┏━━

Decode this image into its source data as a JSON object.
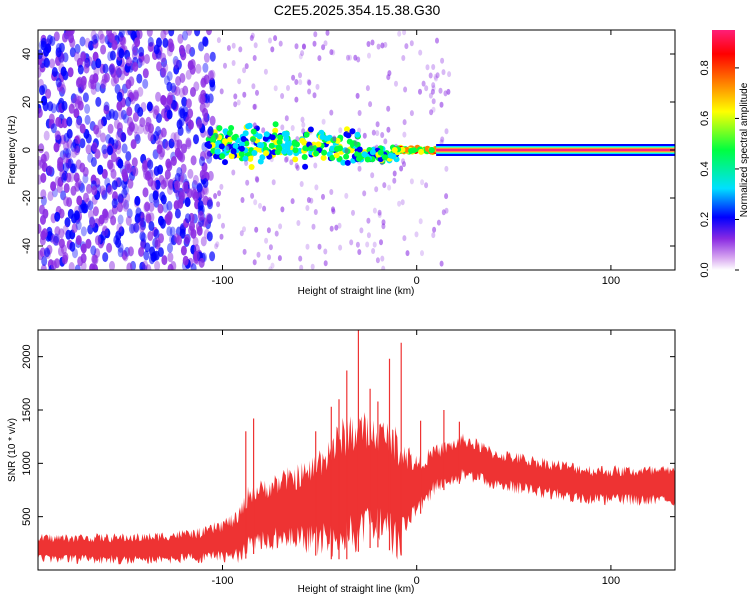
{
  "title": "C2E5.2025.354.15.38.G30",
  "chart_data": [
    {
      "type": "heatmap",
      "xlabel": "Height of straight line (km)",
      "ylabel": "Frequency (Hz)",
      "xlim": [
        -195,
        133
      ],
      "ylim": [
        -50,
        50
      ],
      "xticks": [
        -100,
        0,
        100
      ],
      "yticks": [
        -40,
        -20,
        0,
        20,
        40
      ],
      "colorbar": {
        "label": "Normalized spectral amplitude",
        "range": [
          0,
          0.95
        ],
        "ticks": [
          0,
          0.2,
          0.4,
          0.6,
          0.8
        ],
        "tick_labels": [
          "0.0",
          "0.2",
          "0.4",
          "0.6",
          "0.8"
        ],
        "colormap": [
          "#ffffff",
          "#d8a8f0",
          "#8a2be2",
          "#0000ff",
          "#00e0ff",
          "#00ff40",
          "#ffff00",
          "#ff8000",
          "#ff0000",
          "#ff1e78"
        ]
      },
      "features": {
        "broadband_noise_x": [
          -195,
          -105
        ],
        "band_x": [
          -108,
          15
        ],
        "band_freq_halfwidth_hz": 10,
        "carrier_x": [
          10,
          133
        ],
        "carrier_freq_hz": 0
      }
    },
    {
      "type": "line",
      "xlabel": "Height of straight line (km)",
      "ylabel": "SNR (10 * v/v)",
      "xlim": [
        -195,
        133
      ],
      "ylim": [
        0,
        2250
      ],
      "xticks": [
        -100,
        0,
        100
      ],
      "yticks": [
        500,
        1000,
        1500,
        2000
      ],
      "color": "#ee3333",
      "envelope": {
        "x": [
          -195,
          -140,
          -110,
          -92,
          -86,
          -80,
          -70,
          -55,
          -45,
          -35,
          -28,
          -15,
          -10,
          0,
          10,
          25,
          40,
          60,
          90,
          133
        ],
        "mean": [
          200,
          200,
          230,
          310,
          480,
          520,
          560,
          600,
          700,
          800,
          850,
          820,
          700,
          780,
          950,
          1060,
          950,
          880,
          800,
          780
        ],
        "spread": [
          140,
          150,
          170,
          250,
          350,
          330,
          380,
          450,
          600,
          700,
          650,
          600,
          650,
          300,
          230,
          230,
          200,
          200,
          190,
          200
        ]
      },
      "peaks": [
        {
          "x": -88,
          "y": 1300
        },
        {
          "x": -84,
          "y": 1420
        },
        {
          "x": -52,
          "y": 1300
        },
        {
          "x": -44,
          "y": 1530
        },
        {
          "x": -40,
          "y": 1600
        },
        {
          "x": -36,
          "y": 1870
        },
        {
          "x": -30,
          "y": 2250
        },
        {
          "x": -24,
          "y": 1700
        },
        {
          "x": -20,
          "y": 1580
        },
        {
          "x": -14,
          "y": 1980
        },
        {
          "x": -8,
          "y": 2130
        },
        {
          "x": 2,
          "y": 1400
        },
        {
          "x": 14,
          "y": 1500
        },
        {
          "x": 22,
          "y": 1390
        }
      ]
    }
  ]
}
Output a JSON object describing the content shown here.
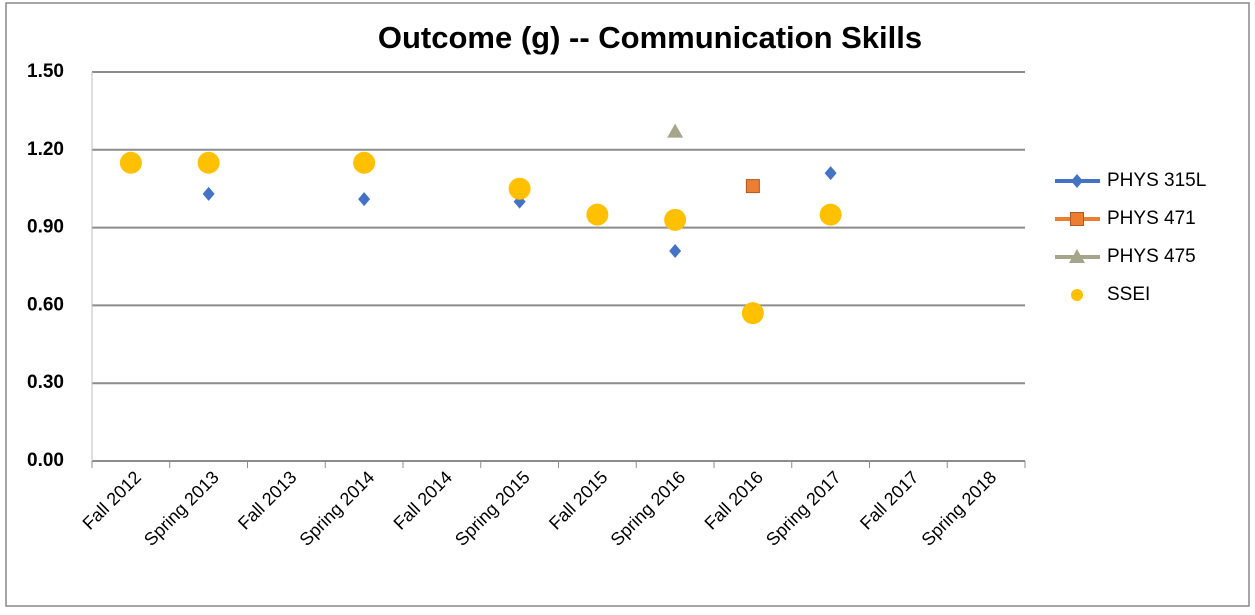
{
  "chart_data": {
    "type": "scatter",
    "title": "Outcome (g) -- Communication Skills",
    "categories": [
      "Fall 2012",
      "Spring 2013",
      "Fall 2013",
      "Spring 2014",
      "Fall 2014",
      "Spring 2015",
      "Fall 2015",
      "Spring 2016",
      "Fall 2016",
      "Spring 2017",
      "Fall 2017",
      "Spring 2018"
    ],
    "series": [
      {
        "name": "PHYS 315L",
        "color": "#4472c4",
        "marker": "diamond",
        "values": [
          null,
          1.03,
          null,
          1.01,
          null,
          1.0,
          null,
          0.81,
          null,
          1.11,
          null,
          null
        ]
      },
      {
        "name": "PHYS 471",
        "color": "#ed7d31",
        "marker": "square",
        "values": [
          null,
          null,
          null,
          null,
          null,
          null,
          null,
          null,
          1.06,
          null,
          null,
          null
        ]
      },
      {
        "name": "PHYS 475",
        "color": "#a5a58c",
        "marker": "triangle",
        "values": [
          null,
          null,
          null,
          null,
          null,
          null,
          null,
          1.27,
          null,
          null,
          null,
          null
        ]
      },
      {
        "name": "SSEI",
        "color": "#ffc000",
        "marker": "circle",
        "values": [
          1.15,
          1.15,
          null,
          1.15,
          null,
          1.05,
          0.95,
          0.93,
          0.57,
          0.95,
          null,
          null
        ]
      }
    ],
    "ylim": [
      0,
      1.5
    ],
    "yticks": [
      {
        "value": 0,
        "label": "0.00"
      },
      {
        "value": 0.3,
        "label": "0.30"
      },
      {
        "value": 0.6,
        "label": "0.60"
      },
      {
        "value": 0.9,
        "label": "0.90"
      },
      {
        "value": 1.2,
        "label": "1.20"
      },
      {
        "value": 1.5,
        "label": "1.50"
      }
    ],
    "grid": true,
    "legend": "right"
  }
}
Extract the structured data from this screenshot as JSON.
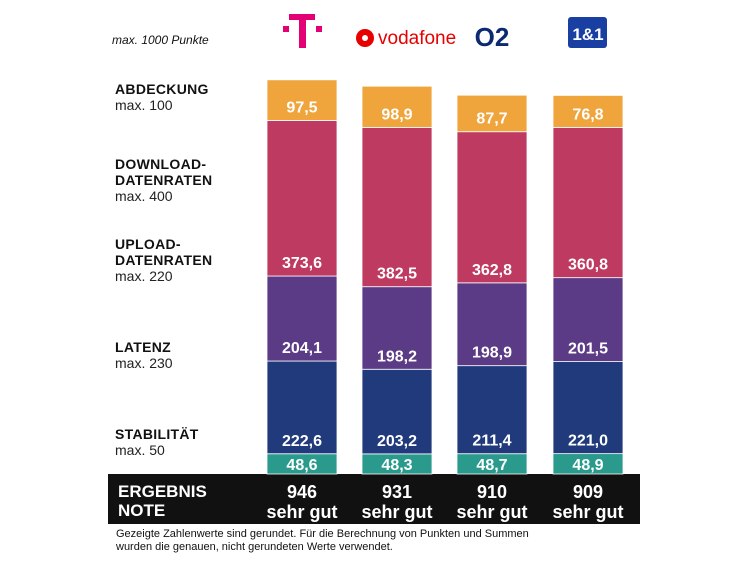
{
  "chart_data": {
    "type": "stacked_bar",
    "subtitle": "max. 1000 Punkte",
    "categories": [
      null,
      "vodafone",
      "O2",
      "1&1"
    ],
    "series": [
      {
        "name": "STABILITÄT",
        "max": "max. 50",
        "color": "#2a9a8c",
        "values": [
          48.6,
          48.3,
          48.7,
          48.9
        ],
        "value_labels": [
          "48,6",
          "48,3",
          "48,7",
          "48,9"
        ]
      },
      {
        "name": "LATENZ",
        "max": "max. 230",
        "color": "#203a7c",
        "values": [
          222.6,
          203.2,
          211.4,
          221.0
        ],
        "value_labels": [
          "222,6",
          "203,2",
          "211,4",
          "221,0"
        ]
      },
      {
        "name": "UPLOAD-DATENRATEN",
        "max": "max. 220",
        "color": "#5b3a86",
        "values": [
          204.1,
          198.2,
          198.9,
          201.5
        ],
        "value_labels": [
          "204,1",
          "198,2",
          "198,9",
          "201,5"
        ]
      },
      {
        "name": "DOWNLOAD-DATENRATEN",
        "max": "max. 400",
        "color": "#bf3a60",
        "values": [
          373.6,
          382.5,
          362.8,
          360.8
        ],
        "value_labels": [
          "373,6",
          "382,5",
          "362,8",
          "360,8"
        ]
      },
      {
        "name": "ABDECKUNG",
        "max": "max. 100",
        "color": "#efa53c",
        "values": [
          97.5,
          98.9,
          87.7,
          76.8
        ],
        "value_labels": [
          "97,5",
          "98,9",
          "87,7",
          "76,8"
        ]
      }
    ],
    "total_label": "ERGEBNIS",
    "grade_label": "NOTE",
    "totals": [
      946,
      931,
      910,
      909
    ],
    "grades": [
      "sehr gut",
      "sehr gut",
      "sehr gut",
      "sehr gut"
    ],
    "footnote": "Gezeigte Zahlenwerte sind gerundet. Für die Berechnung von Punkten und Summen wurden die genauen, nicht gerundeten Werte verwendet."
  }
}
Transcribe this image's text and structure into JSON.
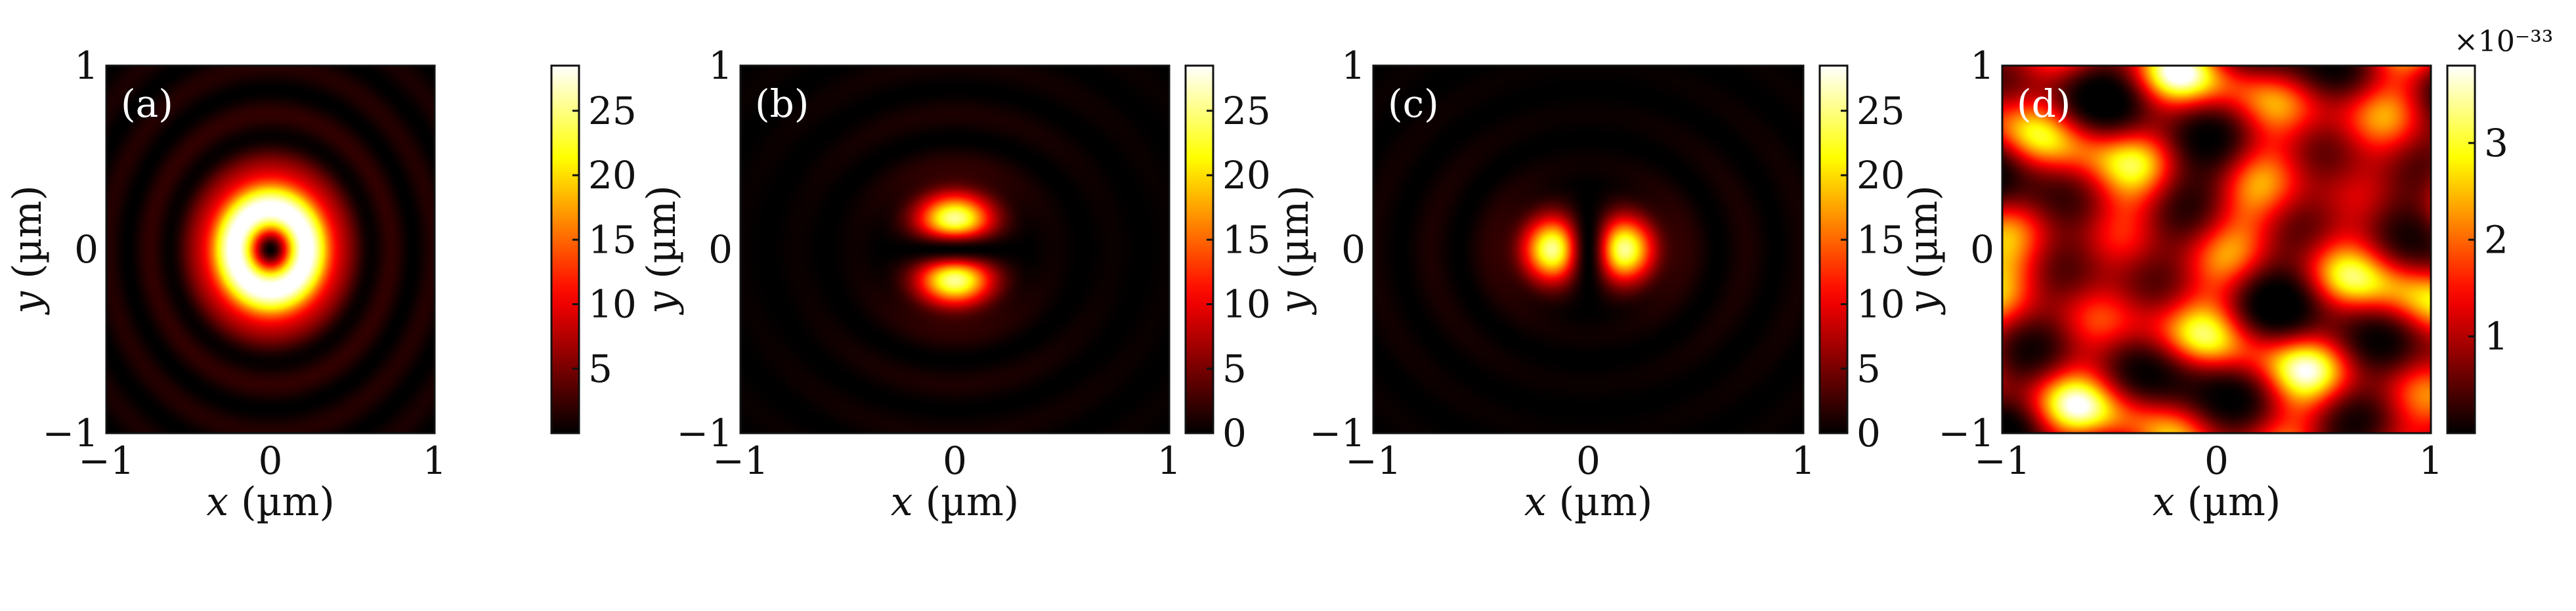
{
  "chart_data": [
    {
      "type": "heatmap",
      "panel_label": "(a)",
      "pattern": "ring",
      "xlabel_var": "x",
      "xlabel_unit": " (µm)",
      "ylabel_var": "y",
      "ylabel_unit": " (µm)",
      "xlim": [
        -1,
        1
      ],
      "ylim": [
        -1,
        1
      ],
      "x_ticks": [
        "−1",
        "0",
        "1"
      ],
      "y_ticks": [
        "−1",
        "0",
        "1"
      ],
      "colorbar": {
        "range": [
          0,
          28.5
        ],
        "ticks": [
          5,
          10,
          15,
          20,
          25
        ],
        "tick_labels": [
          "5",
          "10",
          "15",
          "20",
          "25"
        ],
        "exponent": ""
      },
      "colormap": "hot"
    },
    {
      "type": "heatmap",
      "panel_label": "(b)",
      "pattern": "two-lobes-vertical",
      "xlabel_var": "x",
      "xlabel_unit": " (µm)",
      "ylabel_var": "y",
      "ylabel_unit": " (µm)",
      "xlim": [
        -1,
        1
      ],
      "ylim": [
        -1,
        1
      ],
      "x_ticks": [
        "−1",
        "0",
        "1"
      ],
      "y_ticks": [
        "−1",
        "0",
        "1"
      ],
      "colorbar": {
        "range": [
          0,
          28.5
        ],
        "ticks": [
          0,
          5,
          10,
          15,
          20,
          25
        ],
        "tick_labels": [
          "0",
          "5",
          "10",
          "15",
          "20",
          "25"
        ],
        "exponent": ""
      },
      "colormap": "hot"
    },
    {
      "type": "heatmap",
      "panel_label": "(c)",
      "pattern": "two-lobes-horizontal",
      "xlabel_var": "x",
      "xlabel_unit": " (µm)",
      "ylabel_var": "y",
      "ylabel_unit": " (µm)",
      "xlim": [
        -1,
        1
      ],
      "ylim": [
        -1,
        1
      ],
      "x_ticks": [
        "−1",
        "0",
        "1"
      ],
      "y_ticks": [
        "−1",
        "0",
        "1"
      ],
      "colorbar": {
        "range": [
          0,
          28.5
        ],
        "ticks": [
          0,
          5,
          10,
          15,
          20,
          25
        ],
        "tick_labels": [
          "0",
          "5",
          "10",
          "15",
          "20",
          "25"
        ],
        "exponent": ""
      },
      "colormap": "hot"
    },
    {
      "type": "heatmap",
      "panel_label": "(d)",
      "pattern": "noise",
      "xlabel_var": "x",
      "xlabel_unit": " (µm)",
      "ylabel_var": "y",
      "ylabel_unit": " (µm)",
      "xlim": [
        -1,
        1
      ],
      "ylim": [
        -1,
        1
      ],
      "x_ticks": [
        "−1",
        "0",
        "1"
      ],
      "y_ticks": [
        "−1",
        "0",
        "1"
      ],
      "colorbar": {
        "range": [
          0,
          3.8
        ],
        "ticks": [
          1,
          2,
          3
        ],
        "tick_labels": [
          "1",
          "2",
          "3"
        ],
        "exponent": "×10⁻³³"
      },
      "colormap": "hot"
    }
  ]
}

┗━━

WHAT TO DO =>
Copy out every line in the listing where the word "image" appears.

FINISHED EXERCISE =>
Decode this image into its source data as a JSON object.
Transcribe this image's text and structure into JSON.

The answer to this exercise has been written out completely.